* [Input]:
════════

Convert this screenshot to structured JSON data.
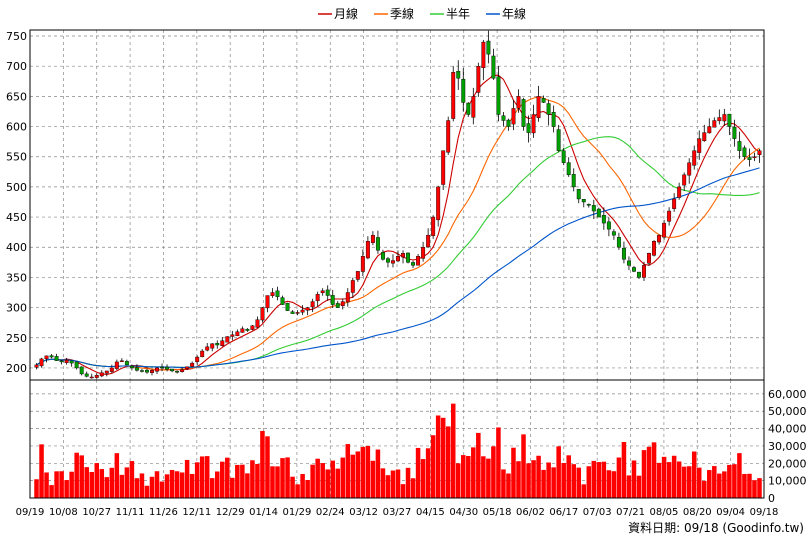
{
  "chart_data": [
    {
      "type": "candlestick",
      "title": "",
      "legend": {
        "position": "top-center",
        "items": [
          {
            "name": "月線",
            "color": "#cc0000"
          },
          {
            "name": "季線",
            "color": "#ff6600"
          },
          {
            "name": "半年",
            "color": "#33cc33"
          },
          {
            "name": "年線",
            "color": "#0055cc"
          }
        ]
      },
      "y_ticks": [
        200,
        250,
        300,
        350,
        400,
        450,
        500,
        550,
        600,
        650,
        700,
        750
      ],
      "ylim": [
        180,
        760
      ],
      "grid": true,
      "candle_up_color": "#ff0000",
      "candle_down_color": "#00a000",
      "close_series": [
        205,
        215,
        220,
        218,
        212,
        210,
        213,
        208,
        200,
        190,
        186,
        185,
        188,
        192,
        195,
        200,
        210,
        212,
        205,
        200,
        196,
        195,
        193,
        196,
        200,
        200,
        198,
        195,
        193,
        197,
        202,
        208,
        218,
        228,
        235,
        240,
        238,
        245,
        252,
        255,
        260,
        265,
        262,
        270,
        280,
        300,
        320,
        325,
        318,
        305,
        295,
        290,
        292,
        296,
        300,
        310,
        322,
        328,
        320,
        305,
        300,
        310,
        325,
        345,
        360,
        385,
        410,
        420,
        395,
        380,
        375,
        378,
        385,
        390,
        375,
        370,
        385,
        400,
        420,
        450,
        500,
        560,
        610,
        690,
        680,
        640,
        620,
        650,
        700,
        740,
        720,
        680,
        620,
        610,
        600,
        630,
        650,
        600,
        590,
        620,
        650,
        640,
        620,
        600,
        560,
        540,
        520,
        500,
        480,
        475,
        470,
        460,
        450,
        440,
        430,
        420,
        400,
        380,
        370,
        360,
        350,
        370,
        390,
        410,
        420,
        440,
        460,
        480,
        500,
        520,
        540,
        560,
        580,
        590,
        600,
        610,
        615,
        620,
        600,
        580,
        560,
        550,
        545,
        550,
        560
      ]
    },
    {
      "type": "bar",
      "title": "",
      "series_color": "#ff0000",
      "y_ticks": [
        0,
        10000,
        20000,
        30000,
        40000,
        50000,
        60000
      ],
      "y_tick_labels": [
        "0",
        "10,000",
        "20,000",
        "30,000",
        "40,000",
        "50,000",
        "60,000"
      ],
      "ylim": [
        0,
        68000
      ],
      "x_tick_labels": [
        "09/19",
        "10/08",
        "10/27",
        "11/11",
        "11/26",
        "12/11",
        "12/29",
        "01/14",
        "01/29",
        "02/24",
        "03/12",
        "03/27",
        "04/15",
        "04/30",
        "05/18",
        "06/02",
        "06/17",
        "07/03",
        "07/21",
        "08/05",
        "08/20",
        "09/04",
        "09/18"
      ]
    }
  ],
  "footer_text": "資料日期: 09/18  (Goodinfo.tw)"
}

════════

* [Given exercise]:
Each line above is to be copied verbatim. Drop any image from the copy.

* [Answer to this exercise]:
Convert this screenshot to structured JSON data.
{
  "chart_data": [
    {
      "type": "candlestick",
      "title": "",
      "legend": {
        "position": "top-center",
        "items": [
          {
            "name": "月線",
            "color": "#cc0000"
          },
          {
            "name": "季線",
            "color": "#ff6600"
          },
          {
            "name": "半年",
            "color": "#33cc33"
          },
          {
            "name": "年線",
            "color": "#0055cc"
          }
        ]
      },
      "y_ticks": [
        200,
        250,
        300,
        350,
        400,
        450,
        500,
        550,
        600,
        650,
        700,
        750
      ],
      "ylim": [
        180,
        760
      ],
      "grid": true,
      "candle_up_color": "#ff0000",
      "candle_down_color": "#00a000",
      "close_series": [
        205,
        215,
        220,
        218,
        212,
        210,
        213,
        208,
        200,
        190,
        186,
        185,
        188,
        192,
        195,
        200,
        210,
        212,
        205,
        200,
        196,
        195,
        193,
        196,
        200,
        200,
        198,
        195,
        193,
        197,
        202,
        208,
        218,
        228,
        235,
        240,
        238,
        245,
        252,
        255,
        260,
        265,
        262,
        270,
        280,
        300,
        320,
        325,
        318,
        305,
        295,
        290,
        292,
        296,
        300,
        310,
        322,
        328,
        320,
        305,
        300,
        310,
        325,
        345,
        360,
        385,
        410,
        420,
        395,
        380,
        375,
        378,
        385,
        390,
        375,
        370,
        385,
        400,
        420,
        450,
        500,
        560,
        610,
        690,
        680,
        640,
        620,
        650,
        700,
        740,
        720,
        680,
        620,
        610,
        600,
        630,
        650,
        600,
        590,
        620,
        650,
        640,
        620,
        600,
        560,
        540,
        520,
        500,
        480,
        475,
        470,
        460,
        450,
        440,
        430,
        420,
        400,
        380,
        370,
        360,
        350,
        370,
        390,
        410,
        420,
        440,
        460,
        480,
        500,
        520,
        540,
        560,
        580,
        590,
        600,
        610,
        615,
        620,
        600,
        580,
        560,
        550,
        545,
        550,
        560
      ]
    },
    {
      "type": "bar",
      "title": "",
      "series_color": "#ff0000",
      "y_ticks": [
        0,
        10000,
        20000,
        30000,
        40000,
        50000,
        60000
      ],
      "y_tick_labels": [
        "0",
        "10,000",
        "20,000",
        "30,000",
        "40,000",
        "50,000",
        "60,000"
      ],
      "ylim": [
        0,
        68000
      ],
      "x_tick_labels": [
        "09/19",
        "10/08",
        "10/27",
        "11/11",
        "11/26",
        "12/11",
        "12/29",
        "01/14",
        "01/29",
        "02/24",
        "03/12",
        "03/27",
        "04/15",
        "04/30",
        "05/18",
        "06/02",
        "06/17",
        "07/03",
        "07/21",
        "08/05",
        "08/20",
        "09/04",
        "09/18"
      ]
    }
  ],
  "footer_text": "資料日期: 09/18  (Goodinfo.tw)"
}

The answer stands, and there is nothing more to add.